● **Prompt**
Reproduce all the material exactly, minus any pictures it holds.

Stored data:
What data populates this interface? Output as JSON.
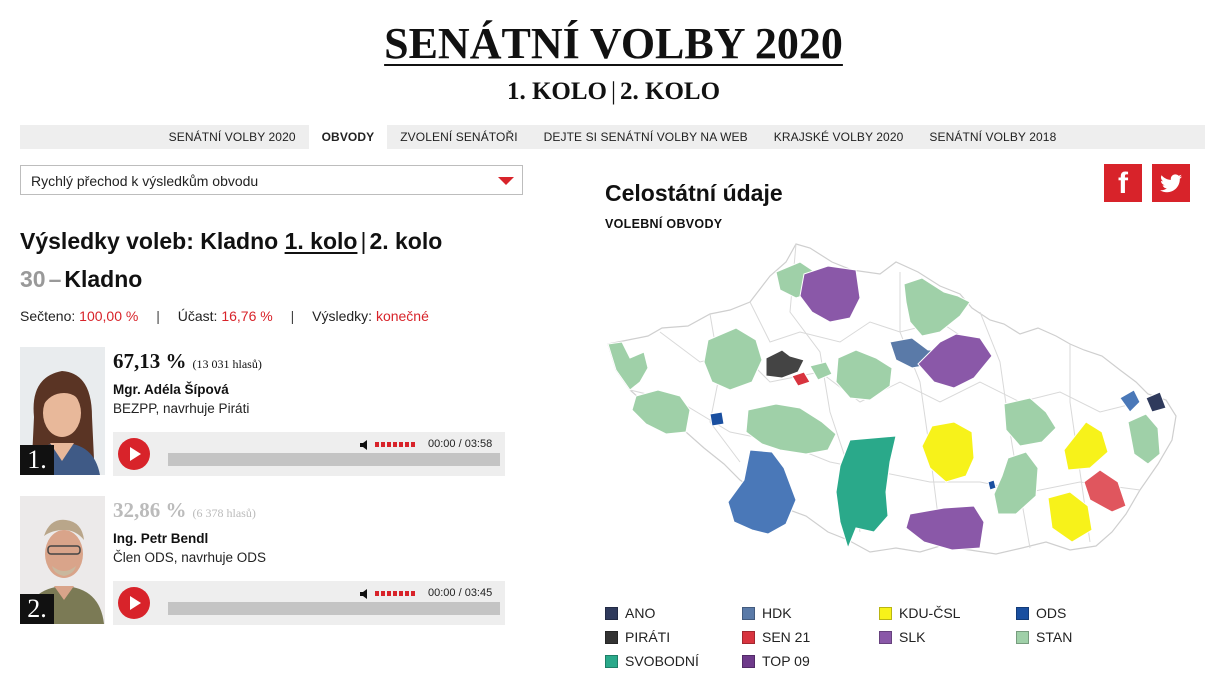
{
  "header": {
    "title": "SENÁTNÍ VOLBY 2020",
    "round1": "1. KOLO",
    "separator": "|",
    "round2": "2. KOLO"
  },
  "nav": {
    "items": [
      "SENÁTNÍ VOLBY 2020",
      "OBVODY",
      "ZVOLENÍ SENÁTOŘI",
      "DEJTE SI SENÁTNÍ VOLBY NA WEB",
      "KRAJSKÉ VOLBY 2020",
      "SENÁTNÍ VOLBY 2018"
    ],
    "active": "OBVODY"
  },
  "quick_select": {
    "label": "Rychlý přechod k výsledkům obvodu"
  },
  "results": {
    "title_prefix": "Výsledky voleb: Kladno",
    "round1": "1. kolo",
    "separator": "|",
    "round2": "2. kolo",
    "district_number": "30",
    "district_dash": "–",
    "district_name": "Kladno"
  },
  "stats": {
    "counted_label": "Sečteno:",
    "counted_value": "100,00 %",
    "turnout_label": "Účast:",
    "turnout_value": "16,76 %",
    "results_label": "Výsledky:",
    "results_value": "konečné",
    "separator": "|"
  },
  "candidates": [
    {
      "rank": "1.",
      "percent": "67,13 %",
      "votes": "(13 031 hlasů)",
      "name": "Mgr. Adéla Šípová",
      "affiliation": "BEZPP, navrhuje Piráti",
      "time": "00:00 / 03:58",
      "progress": 0
    },
    {
      "rank": "2.",
      "percent": "32,86 %",
      "votes": "(6 378 hlasů)",
      "name": "Ing. Petr Bendl",
      "affiliation": "Člen ODS, navrhuje ODS",
      "time": "00:00 / 03:45",
      "progress": 0
    }
  ],
  "national": {
    "title": "Celostátní údaje",
    "subtitle": "VOLEBNÍ OBVODY"
  },
  "share": {
    "facebook_icon": "f",
    "twitter_icon": "twitter-bird-icon"
  },
  "legend": [
    {
      "label": "ANO",
      "color": "#2f3a5c"
    },
    {
      "label": "HDK",
      "color": "#5a7aa8"
    },
    {
      "label": "KDU-ČSL",
      "color": "#f7f21a"
    },
    {
      "label": "ODS",
      "color": "#1a4fa0"
    },
    {
      "label": "PIRÁTI",
      "color": "#333333"
    },
    {
      "label": "SEN 21",
      "color": "#d8343f"
    },
    {
      "label": "SLK",
      "color": "#8a58a8"
    },
    {
      "label": "STAN",
      "color": "#9fd0a8"
    },
    {
      "label": "SVOBODNÍ",
      "color": "#2aa98a"
    },
    {
      "label": "TOP 09",
      "color": "#6e3a8a"
    }
  ]
}
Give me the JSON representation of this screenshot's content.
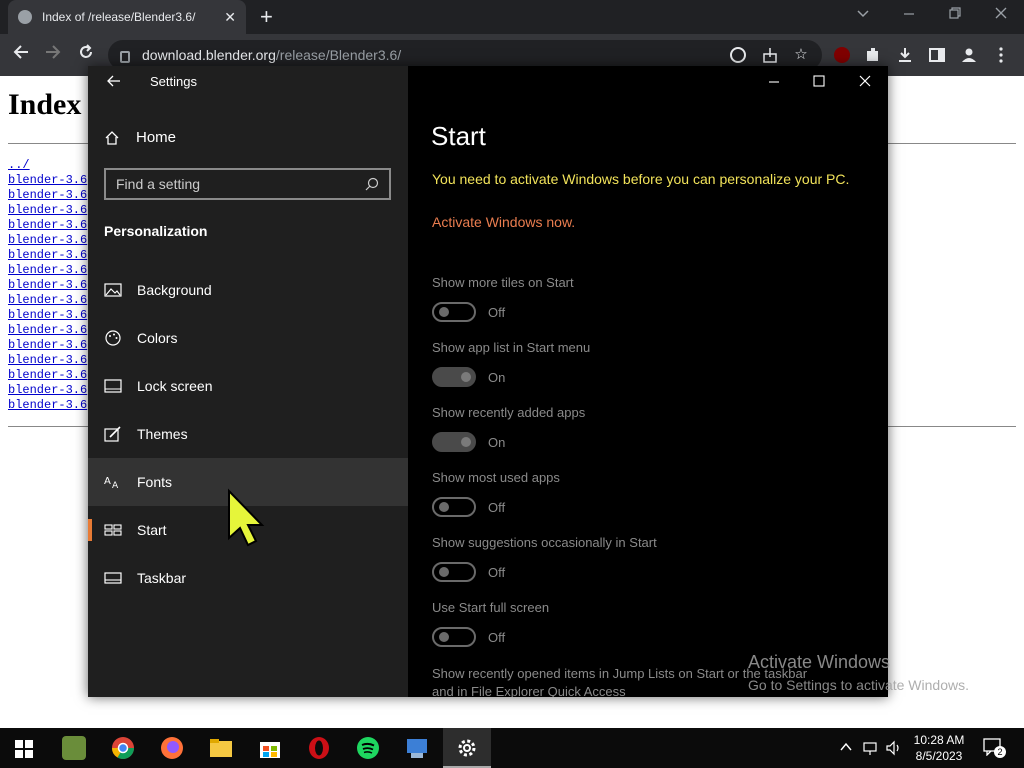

● **Exercise answer**
What data populates this interface? Output as JSON.
{
  "header": {
    "title": "SENÁTNÍ VOLBY 2020",
    "round1": "1. KOLO",
    "separator": "|",
    "round2": "2. KOLO"
  },
  "nav": {
    "items": [
      "SENÁTNÍ VOLBY 2020",
      "OBVODY",
      "ZVOLENÍ SENÁTOŘI",
      "DEJTE SI SENÁTNÍ VOLBY NA WEB",
      "KRAJSKÉ VOLBY 2020",
      "SENÁTNÍ VOLBY 2018"
    ],
    "active": "OBVODY"
  },
  "quick_select": {
    "label": "Rychlý přechod k výsledkům obvodu"
  },
  "results": {
    "title_prefix": "Výsledky voleb: Kladno",
    "round1": "1. kolo",
    "separator": "|",
    "round2": "2. kolo",
    "district_number": "30",
    "district_dash": "–",
    "district_name": "Kladno"
  },
  "stats": {
    "counted_label": "Sečteno:",
    "counted_value": "100,00 %",
    "turnout_label": "Účast:",
    "turnout_value": "16,76 %",
    "results_label": "Výsledky:",
    "results_value": "konečné",
    "separator": "|"
  },
  "candidates": [
    {
      "rank": "1.",
      "percent": "67,13 %",
      "votes": "(13 031 hlasů)",
      "name": "Mgr. Adéla Šípová",
      "affiliation": "BEZPP, navrhuje Piráti",
      "time": "00:00 / 03:58",
      "progress": 0
    },
    {
      "rank": "2.",
      "percent": "32,86 %",
      "votes": "(6 378 hlasů)",
      "name": "Ing. Petr Bendl",
      "affiliation": "Člen ODS, navrhuje ODS",
      "time": "00:00 / 03:45",
      "progress": 0
    }
  ],
  "national": {
    "title": "Celostátní údaje",
    "subtitle": "VOLEBNÍ OBVODY"
  },
  "share": {
    "facebook_icon": "f",
    "twitter_icon": "twitter-bird-icon"
  },
  "legend": [
    {
      "label": "ANO",
      "color": "#2f3a5c"
    },
    {
      "label": "HDK",
      "color": "#5a7aa8"
    },
    {
      "label": "KDU-ČSL",
      "color": "#f7f21a"
    },
    {
      "label": "ODS",
      "color": "#1a4fa0"
    },
    {
      "label": "PIRÁTI",
      "color": "#333333"
    },
    {
      "label": "SEN 21",
      "color": "#d8343f"
    },
    {
      "label": "SLK",
      "color": "#8a58a8"
    },
    {
      "label": "STAN",
      "color": "#9fd0a8"
    },
    {
      "label": "SVOBODNÍ",
      "color": "#2aa98a"
    },
    {
      "label": "TOP 09",
      "color": "#6e3a8a"
    }
  ]
}
Give me the JSON representation of this screenshot's content.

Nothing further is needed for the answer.